Provided entries –
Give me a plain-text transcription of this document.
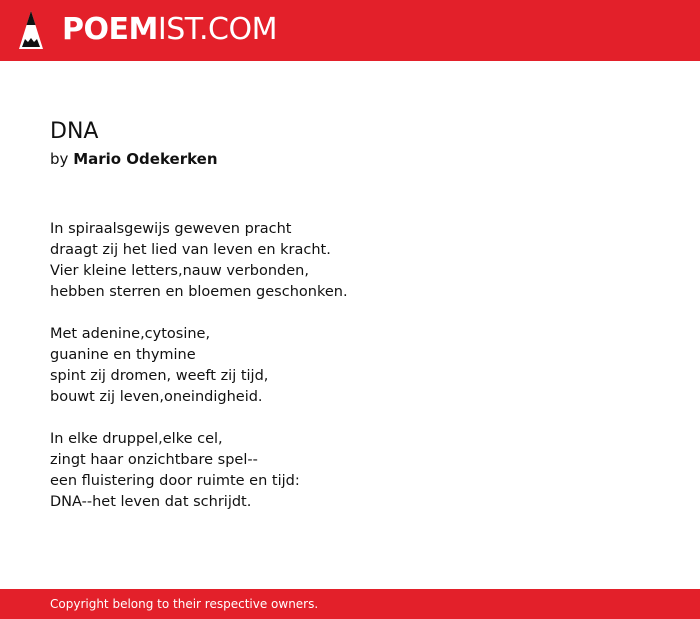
POEMIST.COM
DNA
by Mario Odekerken
In spiraalsgewijs geweven pracht
draagt zij het lied van leven en kracht.
Vier kleine letters,nauw verbonden,
hebben sterren en bloemen geschonken.
Met adenine,cytosine,
guanine en thymine
spint zij dromen, weeft zij tijd,
bouwt zij leven,oneindigheid.
In elke druppel,elke cel,
zingt haar onzichtbare spel--
een fluistering door ruimte en tijd:
DNA--het leven dat schrijdt.
Copyright belong to their respective owners.
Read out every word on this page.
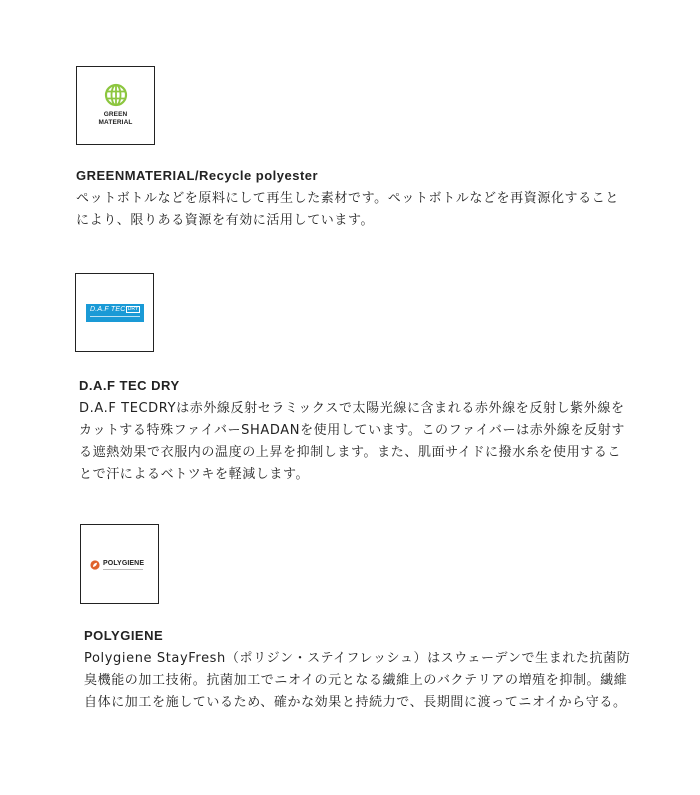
GREEN
MATERIAL

GREENMATERIAL/Recycle polyester

ペットボトルなどを原料にして再生した素材です。ペットボトルなどを再資源化することにより、限りある資源を有効に活用しています。

D.A.F TEC DRY

D.A.F TEC DRY

D.A.F TECDRYは赤外線反射セラミックスで太陽光線に含まれる赤外線を反射し紫外線をカットする特殊ファイバーSHADANを使用しています。このファイバーは赤外線を反射する遮熱効果で衣服内の温度の上昇を抑制します。また、肌面サイドに撥水糸を使用することで汗によるベトツキを軽減します。

POLYGIENE

POLYGIENE

Polygiene StayFresh（ポリジン・ステイフレッシュ）はスウェーデンで生まれた抗菌防臭機能の加工技術。抗菌加工でニオイの元となる繊維上のバクテリアの増殖を抑制。繊維自体に加工を施しているため、確かな効果と持続力で、長期間に渡ってニオイから守る。
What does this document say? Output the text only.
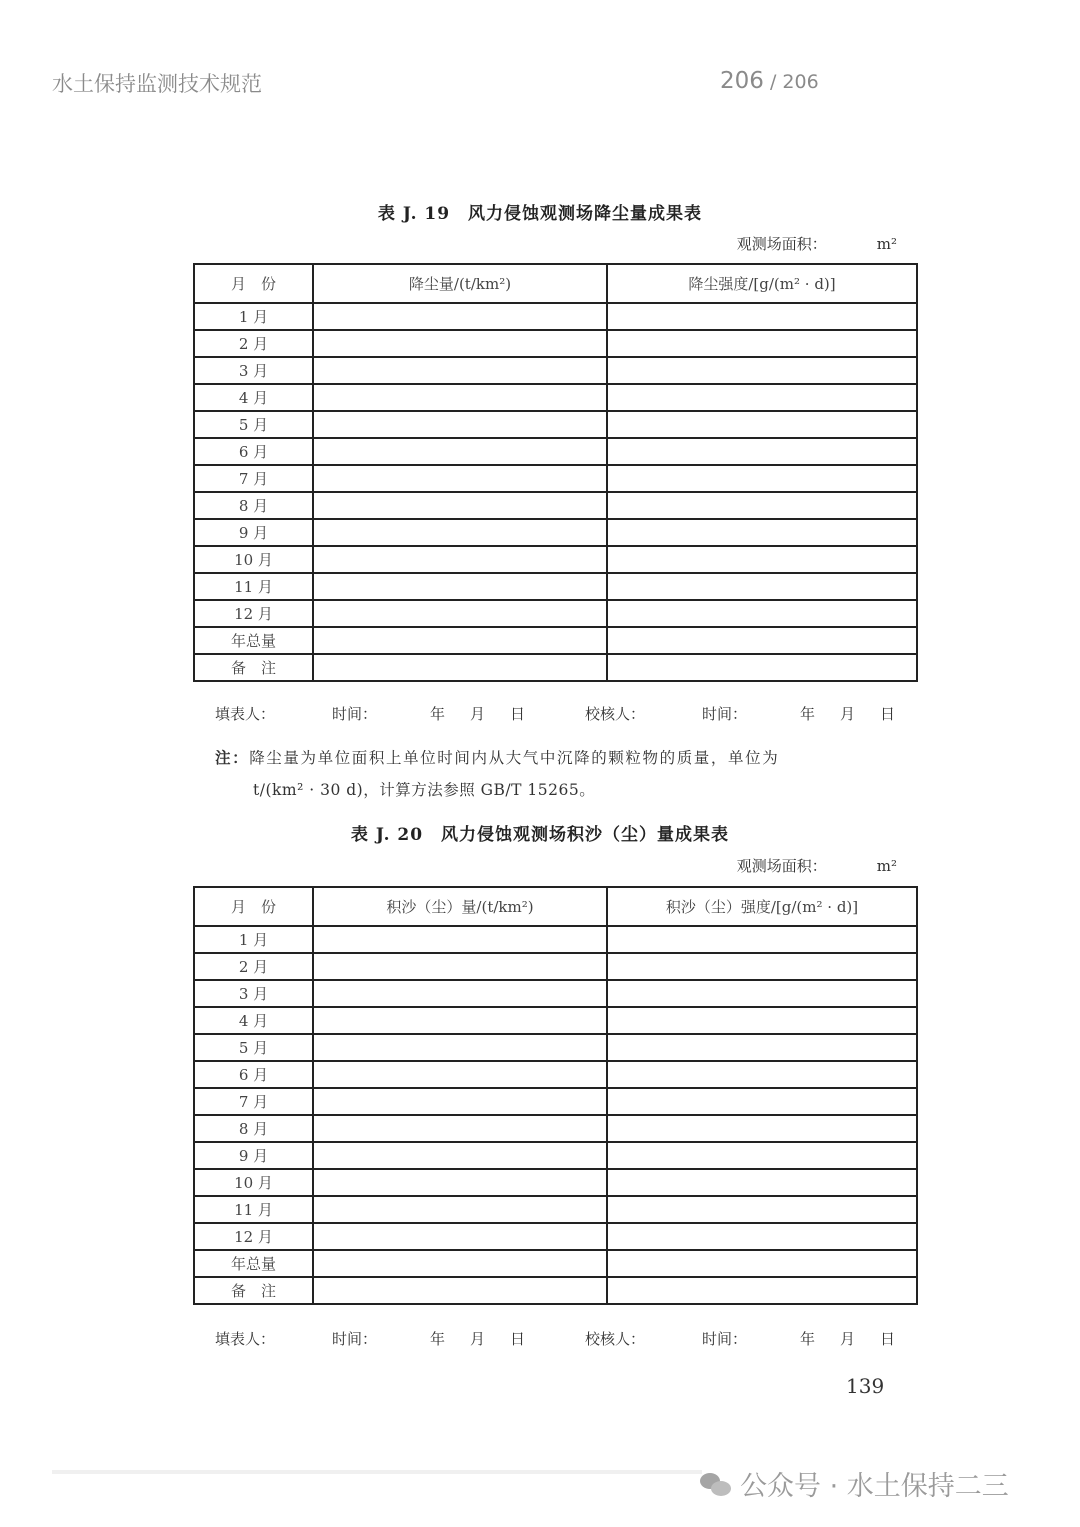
水土保持监测技术规范	206 / 206
表 J. 19　风力侵蚀观测场降尘量成果表
观测场面积：	m²
月　份	降尘量/(t/km²)	降尘强度/[g/(m² · d)]
1 月		
2 月		
3 月		
4 月		
5 月		
6 月		
7 月		
8 月		
9 月		
10 月		
11 月		
12 月		
年总量		
备　注		
填表人：	时间：	年 月 日	校核人：	时间：	年 月 日
注：降尘量为单位面积上单位时间内从大气中沉降的颗粒物的质量，单位为
t/(km² · 30 d)，计算方法参照 GB/T 15265。
表 J. 20　风力侵蚀观测场积沙（尘）量成果表
观测场面积：	m²
月　份	积沙（尘）量/(t/km²)	积沙（尘）强度/[g/(m² · d)]
1 月		
2 月		
3 月		
4 月		
5 月		
6 月		
7 月		
8 月		
9 月		
10 月		
11 月		
12 月		
年总量		
备　注		
填表人：	时间：	年 月 日	校核人：	时间：	年 月 日
139
公众号 · 水土保持二三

Problem to work on –
Extract only the lines from the one that contains "What does this" through the end of the records, inclusive, and omit every picture.

Reply to the task –
What does this document say? Output the text only.
水土保持监测技术规范	206 / 206
表 J. 19　风力侵蚀观测场降尘量成果表
观测场面积：	m²
月　份	降尘量/(t/km²)	降尘强度/[g/(m² · d)]
1 月		
2 月		
3 月		
4 月		
5 月		
6 月		
7 月		
8 月		
9 月		
10 月		
11 月		
12 月		
年总量		
备　注		
填表人：	时间：	年 月 日	校核人：	时间：	年 月 日
注：降尘量为单位面积上单位时间内从大气中沉降的颗粒物的质量，单位为
t/(km² · 30 d)，计算方法参照 GB/T 15265。
表 J. 20　风力侵蚀观测场积沙（尘）量成果表
观测场面积：	m²
月　份	积沙（尘）量/(t/km²)	积沙（尘）强度/[g/(m² · d)]
1 月		
2 月		
3 月		
4 月		
5 月		
6 月		
7 月		
8 月		
9 月		
10 月		
11 月		
12 月		
年总量		
备　注		
填表人：	时间：	年 月 日	校核人：	时间：	年 月 日
139
公众号 · 水土保持二三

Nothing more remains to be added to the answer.